Data items:
**********

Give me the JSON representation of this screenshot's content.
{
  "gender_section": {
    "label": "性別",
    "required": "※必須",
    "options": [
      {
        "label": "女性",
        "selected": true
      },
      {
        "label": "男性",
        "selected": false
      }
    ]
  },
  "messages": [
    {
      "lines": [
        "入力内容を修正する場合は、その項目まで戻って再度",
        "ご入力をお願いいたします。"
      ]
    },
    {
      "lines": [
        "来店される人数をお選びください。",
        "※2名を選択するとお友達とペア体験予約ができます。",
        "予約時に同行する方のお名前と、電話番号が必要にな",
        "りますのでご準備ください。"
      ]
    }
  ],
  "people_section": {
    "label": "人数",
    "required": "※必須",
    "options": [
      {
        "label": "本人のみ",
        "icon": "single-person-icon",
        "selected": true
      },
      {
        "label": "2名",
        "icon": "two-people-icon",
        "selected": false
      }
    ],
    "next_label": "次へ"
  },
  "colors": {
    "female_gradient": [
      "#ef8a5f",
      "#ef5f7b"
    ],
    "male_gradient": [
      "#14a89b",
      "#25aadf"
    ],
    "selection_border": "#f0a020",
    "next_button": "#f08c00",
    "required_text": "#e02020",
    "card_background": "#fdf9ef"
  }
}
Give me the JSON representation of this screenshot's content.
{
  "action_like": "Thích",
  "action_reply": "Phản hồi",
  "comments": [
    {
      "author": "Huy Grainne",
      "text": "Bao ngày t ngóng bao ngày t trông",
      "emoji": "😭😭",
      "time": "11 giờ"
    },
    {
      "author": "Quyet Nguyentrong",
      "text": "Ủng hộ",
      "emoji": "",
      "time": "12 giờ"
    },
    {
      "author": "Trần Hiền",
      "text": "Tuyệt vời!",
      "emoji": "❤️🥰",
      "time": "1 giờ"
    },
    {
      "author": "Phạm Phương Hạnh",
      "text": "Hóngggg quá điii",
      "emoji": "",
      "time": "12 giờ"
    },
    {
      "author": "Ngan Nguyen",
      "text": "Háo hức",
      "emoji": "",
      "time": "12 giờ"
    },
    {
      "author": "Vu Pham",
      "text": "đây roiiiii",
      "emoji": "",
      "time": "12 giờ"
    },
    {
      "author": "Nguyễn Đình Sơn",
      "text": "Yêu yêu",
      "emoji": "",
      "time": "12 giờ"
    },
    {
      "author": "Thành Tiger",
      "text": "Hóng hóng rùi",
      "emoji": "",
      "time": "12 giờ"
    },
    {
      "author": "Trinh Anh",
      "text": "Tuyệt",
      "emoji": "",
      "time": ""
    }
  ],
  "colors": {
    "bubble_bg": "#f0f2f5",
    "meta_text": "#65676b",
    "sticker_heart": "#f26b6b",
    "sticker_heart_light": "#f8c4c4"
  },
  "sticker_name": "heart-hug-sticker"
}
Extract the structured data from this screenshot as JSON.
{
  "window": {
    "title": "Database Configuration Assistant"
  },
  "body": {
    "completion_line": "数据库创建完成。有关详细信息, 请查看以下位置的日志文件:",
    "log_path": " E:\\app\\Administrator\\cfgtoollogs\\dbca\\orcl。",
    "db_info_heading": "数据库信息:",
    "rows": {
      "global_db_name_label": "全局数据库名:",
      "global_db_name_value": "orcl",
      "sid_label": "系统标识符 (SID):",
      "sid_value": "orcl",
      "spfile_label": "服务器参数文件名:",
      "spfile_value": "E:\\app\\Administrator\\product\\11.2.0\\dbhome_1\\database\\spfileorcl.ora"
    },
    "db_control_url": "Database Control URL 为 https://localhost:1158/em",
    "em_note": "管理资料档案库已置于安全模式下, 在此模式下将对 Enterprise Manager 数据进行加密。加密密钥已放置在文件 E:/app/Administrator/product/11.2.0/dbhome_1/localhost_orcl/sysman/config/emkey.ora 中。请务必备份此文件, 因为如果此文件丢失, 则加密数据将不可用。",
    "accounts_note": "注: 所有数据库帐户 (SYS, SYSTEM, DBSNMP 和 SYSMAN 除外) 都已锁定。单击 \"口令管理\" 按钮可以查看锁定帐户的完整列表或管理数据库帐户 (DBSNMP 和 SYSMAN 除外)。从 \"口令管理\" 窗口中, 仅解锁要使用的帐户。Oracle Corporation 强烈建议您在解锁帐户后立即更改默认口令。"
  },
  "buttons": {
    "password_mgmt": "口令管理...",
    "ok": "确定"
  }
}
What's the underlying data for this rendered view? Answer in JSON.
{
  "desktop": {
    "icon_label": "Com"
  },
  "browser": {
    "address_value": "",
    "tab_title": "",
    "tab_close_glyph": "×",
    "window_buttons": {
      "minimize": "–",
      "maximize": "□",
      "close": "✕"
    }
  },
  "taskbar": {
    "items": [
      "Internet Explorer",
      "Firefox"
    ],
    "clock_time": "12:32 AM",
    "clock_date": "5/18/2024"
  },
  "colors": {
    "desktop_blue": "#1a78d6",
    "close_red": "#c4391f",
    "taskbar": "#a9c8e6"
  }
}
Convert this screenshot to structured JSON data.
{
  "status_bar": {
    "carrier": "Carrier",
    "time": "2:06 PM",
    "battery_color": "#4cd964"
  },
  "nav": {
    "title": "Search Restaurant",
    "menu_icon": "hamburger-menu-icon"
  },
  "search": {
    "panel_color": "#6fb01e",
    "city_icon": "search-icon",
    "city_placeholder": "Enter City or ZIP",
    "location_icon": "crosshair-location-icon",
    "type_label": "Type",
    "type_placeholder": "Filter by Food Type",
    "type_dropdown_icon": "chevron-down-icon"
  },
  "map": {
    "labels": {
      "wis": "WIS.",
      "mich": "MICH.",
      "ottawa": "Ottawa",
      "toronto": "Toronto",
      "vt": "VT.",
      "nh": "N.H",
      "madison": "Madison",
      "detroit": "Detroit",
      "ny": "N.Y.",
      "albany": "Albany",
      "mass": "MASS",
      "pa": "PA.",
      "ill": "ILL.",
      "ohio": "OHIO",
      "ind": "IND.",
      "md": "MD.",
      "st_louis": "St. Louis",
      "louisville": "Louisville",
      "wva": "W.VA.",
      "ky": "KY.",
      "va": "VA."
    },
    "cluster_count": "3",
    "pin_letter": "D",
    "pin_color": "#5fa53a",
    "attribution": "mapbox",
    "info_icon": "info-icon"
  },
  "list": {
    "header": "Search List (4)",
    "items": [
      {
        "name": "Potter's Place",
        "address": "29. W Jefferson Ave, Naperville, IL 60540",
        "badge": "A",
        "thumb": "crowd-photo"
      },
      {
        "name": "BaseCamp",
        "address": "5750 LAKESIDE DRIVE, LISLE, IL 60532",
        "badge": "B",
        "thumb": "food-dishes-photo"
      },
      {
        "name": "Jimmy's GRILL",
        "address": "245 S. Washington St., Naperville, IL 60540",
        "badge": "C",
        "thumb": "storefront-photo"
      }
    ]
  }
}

**********

Without leaving anything out, give the entries again exactly.

Give me the JSON representation of this screenshot's content.
{
  "gender_section": {
    "label": "性別",
    "required": "※必須",
    "options": [
      {
        "label": "女性",
        "selected": true
      },
      {
        "label": "男性",
        "selected": false
      }
    ]
  },
  "messages": [
    {
      "lines": [
        "入力内容を修正する場合は、その項目まで戻って再度",
        "ご入力をお願いいたします。"
      ]
    },
    {
      "lines": [
        "来店される人数をお選びください。",
        "※2名を選択するとお友達とペア体験予約ができます。",
        "予約時に同行する方のお名前と、電話番号が必要にな",
        "りますのでご準備ください。"
      ]
    }
  ],
  "people_section": {
    "label": "人数",
    "required": "※必須",
    "options": [
      {
        "label": "本人のみ",
        "icon": "single-person-icon",
        "selected": true
      },
      {
        "label": "2名",
        "icon": "two-people-icon",
        "selected": false
      }
    ],
    "next_label": "次へ"
  },
  "colors": {
    "female_gradient": [
      "#ef8a5f",
      "#ef5f7b"
    ],
    "male_gradient": [
      "#14a89b",
      "#25aadf"
    ],
    "selection_border": "#f0a020",
    "next_button": "#f08c00",
    "required_text": "#e02020",
    "card_background": "#fdf9ef"
  }
}
Give me the JSON representation of this screenshot's content.
{
  "action_like": "Thích",
  "action_reply": "Phản hồi",
  "comments": [
    {
      "author": "Huy Grainne",
      "text": "Bao ngày t ngóng bao ngày t trông",
      "emoji": "😭😭",
      "time": "11 giờ"
    },
    {
      "author": "Quyet Nguyentrong",
      "text": "Ủng hộ",
      "emoji": "",
      "time": "12 giờ"
    },
    {
      "author": "Trần Hiền",
      "text": "Tuyệt vời!",
      "emoji": "❤️🥰",
      "time": "1 giờ"
    },
    {
      "author": "Phạm Phương Hạnh",
      "text": "Hóngggg quá điii",
      "emoji": "",
      "time": "12 giờ"
    },
    {
      "author": "Ngan Nguyen",
      "text": "Háo hức",
      "emoji": "",
      "time": "12 giờ"
    },
    {
      "author": "Vu Pham",
      "text": "đây roiiiii",
      "emoji": "",
      "time": "12 giờ"
    },
    {
      "author": "Nguyễn Đình Sơn",
      "text": "Yêu yêu",
      "emoji": "",
      "time": "12 giờ"
    },
    {
      "author": "Thành Tiger",
      "text": "Hóng hóng rùi",
      "emoji": "",
      "time": "12 giờ"
    },
    {
      "author": "Trinh Anh",
      "text": "Tuyệt",
      "emoji": "",
      "time": ""
    }
  ],
  "colors": {
    "bubble_bg": "#f0f2f5",
    "meta_text": "#65676b",
    "sticker_heart": "#f26b6b",
    "sticker_heart_light": "#f8c4c4"
  },
  "sticker_name": "heart-hug-sticker"
}
Extract the structured data from this screenshot as JSON.
{
  "window": {
    "title": "Database Configuration Assistant"
  },
  "body": {
    "completion_line": "数据库创建完成。有关详细信息, 请查看以下位置的日志文件:",
    "log_path": " E:\\app\\Administrator\\cfgtoollogs\\dbca\\orcl。",
    "db_info_heading": "数据库信息:",
    "rows": {
      "global_db_name_label": "全局数据库名:",
      "global_db_name_value": "orcl",
      "sid_label": "系统标识符 (SID):",
      "sid_value": "orcl",
      "spfile_label": "服务器参数文件名:",
      "spfile_value": "E:\\app\\Administrator\\product\\11.2.0\\dbhome_1\\database\\spfileorcl.ora"
    },
    "db_control_url": "Database Control URL 为 https://localhost:1158/em",
    "em_note": "管理资料档案库已置于安全模式下, 在此模式下将对 Enterprise Manager 数据进行加密。加密密钥已放置在文件 E:/app/Administrator/product/11.2.0/dbhome_1/localhost_orcl/sysman/config/emkey.ora 中。请务必备份此文件, 因为如果此文件丢失, 则加密数据将不可用。",
    "accounts_note": "注: 所有数据库帐户 (SYS, SYSTEM, DBSNMP 和 SYSMAN 除外) 都已锁定。单击 \"口令管理\" 按钮可以查看锁定帐户的完整列表或管理数据库帐户 (DBSNMP 和 SYSMAN 除外)。从 \"口令管理\" 窗口中, 仅解锁要使用的帐户。Oracle Corporation 强烈建议您在解锁帐户后立即更改默认口令。"
  },
  "buttons": {
    "password_mgmt": "口令管理...",
    "ok": "确定"
  }
}
What's the underlying data for this rendered view? Answer in JSON.
{
  "desktop": {
    "icon_label": "Com"
  },
  "browser": {
    "address_value": "",
    "tab_title": "",
    "tab_close_glyph": "×",
    "window_buttons": {
      "minimize": "–",
      "maximize": "□",
      "close": "✕"
    }
  },
  "taskbar": {
    "items": [
      "Internet Explorer",
      "Firefox"
    ],
    "clock_time": "12:32 AM",
    "clock_date": "5/18/2024"
  },
  "colors": {
    "desktop_blue": "#1a78d6",
    "close_red": "#c4391f",
    "taskbar": "#a9c8e6"
  }
}
Convert this screenshot to structured JSON data.
{
  "status_bar": {
    "carrier": "Carrier",
    "time": "2:06 PM",
    "battery_color": "#4cd964"
  },
  "nav": {
    "title": "Search Restaurant",
    "menu_icon": "hamburger-menu-icon"
  },
  "search": {
    "panel_color": "#6fb01e",
    "city_icon": "search-icon",
    "city_placeholder": "Enter City or ZIP",
    "location_icon": "crosshair-location-icon",
    "type_label": "Type",
    "type_placeholder": "Filter by Food Type",
    "type_dropdown_icon": "chevron-down-icon"
  },
  "map": {
    "labels": {
      "wis": "WIS.",
      "mich": "MICH.",
      "ottawa": "Ottawa",
      "toronto": "Toronto",
      "vt": "VT.",
      "nh": "N.H",
      "madison": "Madison",
      "detroit": "Detroit",
      "ny": "N.Y.",
      "albany": "Albany",
      "mass": "MASS",
      "pa": "PA.",
      "ill": "ILL.",
      "ohio": "OHIO",
      "ind": "IND.",
      "md": "MD.",
      "st_louis": "St. Louis",
      "louisville": "Louisville",
      "wva": "W.VA.",
      "ky": "KY.",
      "va": "VA."
    },
    "cluster_count": "3",
    "pin_letter": "D",
    "pin_color": "#5fa53a",
    "attribution": "mapbox",
    "info_icon": "info-icon"
  },
  "list": {
    "header": "Search List (4)",
    "items": [
      {
        "name": "Potter's Place",
        "address": "29. W Jefferson Ave, Naperville, IL 60540",
        "badge": "A",
        "thumb": "crowd-photo"
      },
      {
        "name": "BaseCamp",
        "address": "5750 LAKESIDE DRIVE, LISLE, IL 60532",
        "badge": "B",
        "thumb": "food-dishes-photo"
      },
      {
        "name": "Jimmy's GRILL",
        "address": "245 S. Washington St., Naperville, IL 60540",
        "badge": "C",
        "thumb": "storefront-photo"
      }
    ]
  }
}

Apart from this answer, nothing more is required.